**Task goal:** Here are some records; return them all exactly.

Entries from a dataset
▬▬▬▬▬▬▬▬▬▬

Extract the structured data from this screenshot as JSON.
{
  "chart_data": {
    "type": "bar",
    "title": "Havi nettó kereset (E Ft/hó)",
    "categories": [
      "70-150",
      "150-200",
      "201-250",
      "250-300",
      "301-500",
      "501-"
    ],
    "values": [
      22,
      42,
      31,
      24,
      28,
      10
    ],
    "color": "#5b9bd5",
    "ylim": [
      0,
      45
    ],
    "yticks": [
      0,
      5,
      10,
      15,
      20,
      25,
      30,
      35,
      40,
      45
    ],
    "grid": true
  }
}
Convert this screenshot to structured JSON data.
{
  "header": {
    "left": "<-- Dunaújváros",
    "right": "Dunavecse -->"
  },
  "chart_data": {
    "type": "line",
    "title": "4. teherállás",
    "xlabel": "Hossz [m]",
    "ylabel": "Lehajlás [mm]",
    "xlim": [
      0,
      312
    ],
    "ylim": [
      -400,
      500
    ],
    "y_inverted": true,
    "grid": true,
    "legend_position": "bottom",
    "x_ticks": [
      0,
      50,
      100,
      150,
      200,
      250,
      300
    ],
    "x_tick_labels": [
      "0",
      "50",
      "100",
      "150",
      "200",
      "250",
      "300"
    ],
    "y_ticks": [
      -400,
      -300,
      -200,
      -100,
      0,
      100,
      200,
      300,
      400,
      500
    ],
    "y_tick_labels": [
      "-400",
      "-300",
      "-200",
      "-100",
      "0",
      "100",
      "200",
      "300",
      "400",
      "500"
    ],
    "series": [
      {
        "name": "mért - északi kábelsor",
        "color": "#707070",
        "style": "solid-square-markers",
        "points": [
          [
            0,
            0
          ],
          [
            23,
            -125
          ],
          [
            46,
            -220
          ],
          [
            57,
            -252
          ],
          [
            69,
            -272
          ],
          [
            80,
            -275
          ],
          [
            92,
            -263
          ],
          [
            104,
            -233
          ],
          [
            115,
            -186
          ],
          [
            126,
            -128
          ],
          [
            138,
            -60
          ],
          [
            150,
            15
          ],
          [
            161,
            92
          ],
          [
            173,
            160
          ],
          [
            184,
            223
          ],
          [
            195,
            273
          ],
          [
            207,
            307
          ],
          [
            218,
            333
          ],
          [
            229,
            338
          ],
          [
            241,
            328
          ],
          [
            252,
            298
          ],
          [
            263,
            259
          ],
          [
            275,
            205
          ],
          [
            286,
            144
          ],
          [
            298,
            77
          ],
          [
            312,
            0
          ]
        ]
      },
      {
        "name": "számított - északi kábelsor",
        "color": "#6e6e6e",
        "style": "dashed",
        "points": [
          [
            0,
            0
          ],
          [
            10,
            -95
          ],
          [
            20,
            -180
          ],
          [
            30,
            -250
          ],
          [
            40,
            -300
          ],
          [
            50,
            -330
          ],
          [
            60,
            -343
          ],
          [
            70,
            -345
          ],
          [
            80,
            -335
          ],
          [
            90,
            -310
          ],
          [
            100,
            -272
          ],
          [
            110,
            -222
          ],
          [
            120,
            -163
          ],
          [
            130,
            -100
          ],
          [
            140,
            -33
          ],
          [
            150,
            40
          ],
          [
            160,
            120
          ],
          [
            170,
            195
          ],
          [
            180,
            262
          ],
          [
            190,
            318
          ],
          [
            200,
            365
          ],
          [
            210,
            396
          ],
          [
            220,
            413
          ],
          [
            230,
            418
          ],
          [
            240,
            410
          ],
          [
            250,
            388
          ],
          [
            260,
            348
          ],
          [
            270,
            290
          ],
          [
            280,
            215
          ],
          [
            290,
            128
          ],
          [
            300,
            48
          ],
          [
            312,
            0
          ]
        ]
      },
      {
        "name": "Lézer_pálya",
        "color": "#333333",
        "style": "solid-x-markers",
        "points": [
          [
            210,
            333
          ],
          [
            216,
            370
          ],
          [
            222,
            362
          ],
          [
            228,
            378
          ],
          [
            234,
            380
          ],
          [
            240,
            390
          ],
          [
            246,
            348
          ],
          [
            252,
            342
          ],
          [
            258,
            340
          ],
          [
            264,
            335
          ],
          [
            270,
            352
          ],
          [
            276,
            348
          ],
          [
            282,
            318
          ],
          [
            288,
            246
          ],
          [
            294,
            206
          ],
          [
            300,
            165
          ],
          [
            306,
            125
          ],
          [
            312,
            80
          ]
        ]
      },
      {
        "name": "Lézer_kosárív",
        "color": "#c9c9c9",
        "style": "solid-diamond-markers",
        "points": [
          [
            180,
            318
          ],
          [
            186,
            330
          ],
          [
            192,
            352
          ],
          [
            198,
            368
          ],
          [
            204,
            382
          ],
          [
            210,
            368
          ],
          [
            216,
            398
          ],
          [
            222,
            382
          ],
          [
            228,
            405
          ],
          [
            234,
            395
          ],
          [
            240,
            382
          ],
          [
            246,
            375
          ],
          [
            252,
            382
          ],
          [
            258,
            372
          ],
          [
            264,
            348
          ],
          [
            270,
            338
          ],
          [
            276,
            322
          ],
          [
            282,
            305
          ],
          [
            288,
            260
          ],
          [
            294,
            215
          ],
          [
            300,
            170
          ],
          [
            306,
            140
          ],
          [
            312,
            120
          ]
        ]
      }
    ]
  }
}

▬▬▬▬▬▬▬▬▬▬

**Task output:**
Extract the structured data from this screenshot as JSON.
{
  "chart_data": {
    "type": "bar",
    "title": "Havi nettó kereset (E Ft/hó)",
    "categories": [
      "70-150",
      "150-200",
      "201-250",
      "250-300",
      "301-500",
      "501-"
    ],
    "values": [
      22,
      42,
      31,
      24,
      28,
      10
    ],
    "color": "#5b9bd5",
    "ylim": [
      0,
      45
    ],
    "yticks": [
      0,
      5,
      10,
      15,
      20,
      25,
      30,
      35,
      40,
      45
    ],
    "grid": true
  }
}
Convert this screenshot to structured JSON data.
{
  "header": {
    "left": "<-- Dunaújváros",
    "right": "Dunavecse -->"
  },
  "chart_data": {
    "type": "line",
    "title": "4. teherállás",
    "xlabel": "Hossz [m]",
    "ylabel": "Lehajlás [mm]",
    "xlim": [
      0,
      312
    ],
    "ylim": [
      -400,
      500
    ],
    "y_inverted": true,
    "grid": true,
    "legend_position": "bottom",
    "x_ticks": [
      0,
      50,
      100,
      150,
      200,
      250,
      300
    ],
    "x_tick_labels": [
      "0",
      "50",
      "100",
      "150",
      "200",
      "250",
      "300"
    ],
    "y_ticks": [
      -400,
      -300,
      -200,
      -100,
      0,
      100,
      200,
      300,
      400,
      500
    ],
    "y_tick_labels": [
      "-400",
      "-300",
      "-200",
      "-100",
      "0",
      "100",
      "200",
      "300",
      "400",
      "500"
    ],
    "series": [
      {
        "name": "mért - északi kábelsor",
        "color": "#707070",
        "style": "solid-square-markers",
        "points": [
          [
            0,
            0
          ],
          [
            23,
            -125
          ],
          [
            46,
            -220
          ],
          [
            57,
            -252
          ],
          [
            69,
            -272
          ],
          [
            80,
            -275
          ],
          [
            92,
            -263
          ],
          [
            104,
            -233
          ],
          [
            115,
            -186
          ],
          [
            126,
            -128
          ],
          [
            138,
            -60
          ],
          [
            150,
            15
          ],
          [
            161,
            92
          ],
          [
            173,
            160
          ],
          [
            184,
            223
          ],
          [
            195,
            273
          ],
          [
            207,
            307
          ],
          [
            218,
            333
          ],
          [
            229,
            338
          ],
          [
            241,
            328
          ],
          [
            252,
            298
          ],
          [
            263,
            259
          ],
          [
            275,
            205
          ],
          [
            286,
            144
          ],
          [
            298,
            77
          ],
          [
            312,
            0
          ]
        ]
      },
      {
        "name": "számított - északi kábelsor",
        "color": "#6e6e6e",
        "style": "dashed",
        "points": [
          [
            0,
            0
          ],
          [
            10,
            -95
          ],
          [
            20,
            -180
          ],
          [
            30,
            -250
          ],
          [
            40,
            -300
          ],
          [
            50,
            -330
          ],
          [
            60,
            -343
          ],
          [
            70,
            -345
          ],
          [
            80,
            -335
          ],
          [
            90,
            -310
          ],
          [
            100,
            -272
          ],
          [
            110,
            -222
          ],
          [
            120,
            -163
          ],
          [
            130,
            -100
          ],
          [
            140,
            -33
          ],
          [
            150,
            40
          ],
          [
            160,
            120
          ],
          [
            170,
            195
          ],
          [
            180,
            262
          ],
          [
            190,
            318
          ],
          [
            200,
            365
          ],
          [
            210,
            396
          ],
          [
            220,
            413
          ],
          [
            230,
            418
          ],
          [
            240,
            410
          ],
          [
            250,
            388
          ],
          [
            260,
            348
          ],
          [
            270,
            290
          ],
          [
            280,
            215
          ],
          [
            290,
            128
          ],
          [
            300,
            48
          ],
          [
            312,
            0
          ]
        ]
      },
      {
        "name": "Lézer_pálya",
        "color": "#333333",
        "style": "solid-x-markers",
        "points": [
          [
            210,
            333
          ],
          [
            216,
            370
          ],
          [
            222,
            362
          ],
          [
            228,
            378
          ],
          [
            234,
            380
          ],
          [
            240,
            390
          ],
          [
            246,
            348
          ],
          [
            252,
            342
          ],
          [
            258,
            340
          ],
          [
            264,
            335
          ],
          [
            270,
            352
          ],
          [
            276,
            348
          ],
          [
            282,
            318
          ],
          [
            288,
            246
          ],
          [
            294,
            206
          ],
          [
            300,
            165
          ],
          [
            306,
            125
          ],
          [
            312,
            80
          ]
        ]
      },
      {
        "name": "Lézer_kosárív",
        "color": "#c9c9c9",
        "style": "solid-diamond-markers",
        "points": [
          [
            180,
            318
          ],
          [
            186,
            330
          ],
          [
            192,
            352
          ],
          [
            198,
            368
          ],
          [
            204,
            382
          ],
          [
            210,
            368
          ],
          [
            216,
            398
          ],
          [
            222,
            382
          ],
          [
            228,
            405
          ],
          [
            234,
            395
          ],
          [
            240,
            382
          ],
          [
            246,
            375
          ],
          [
            252,
            382
          ],
          [
            258,
            372
          ],
          [
            264,
            348
          ],
          [
            270,
            338
          ],
          [
            276,
            322
          ],
          [
            282,
            305
          ],
          [
            288,
            260
          ],
          [
            294,
            215
          ],
          [
            300,
            170
          ],
          [
            306,
            140
          ],
          [
            312,
            120
          ]
        ]
      }
    ]
  }
}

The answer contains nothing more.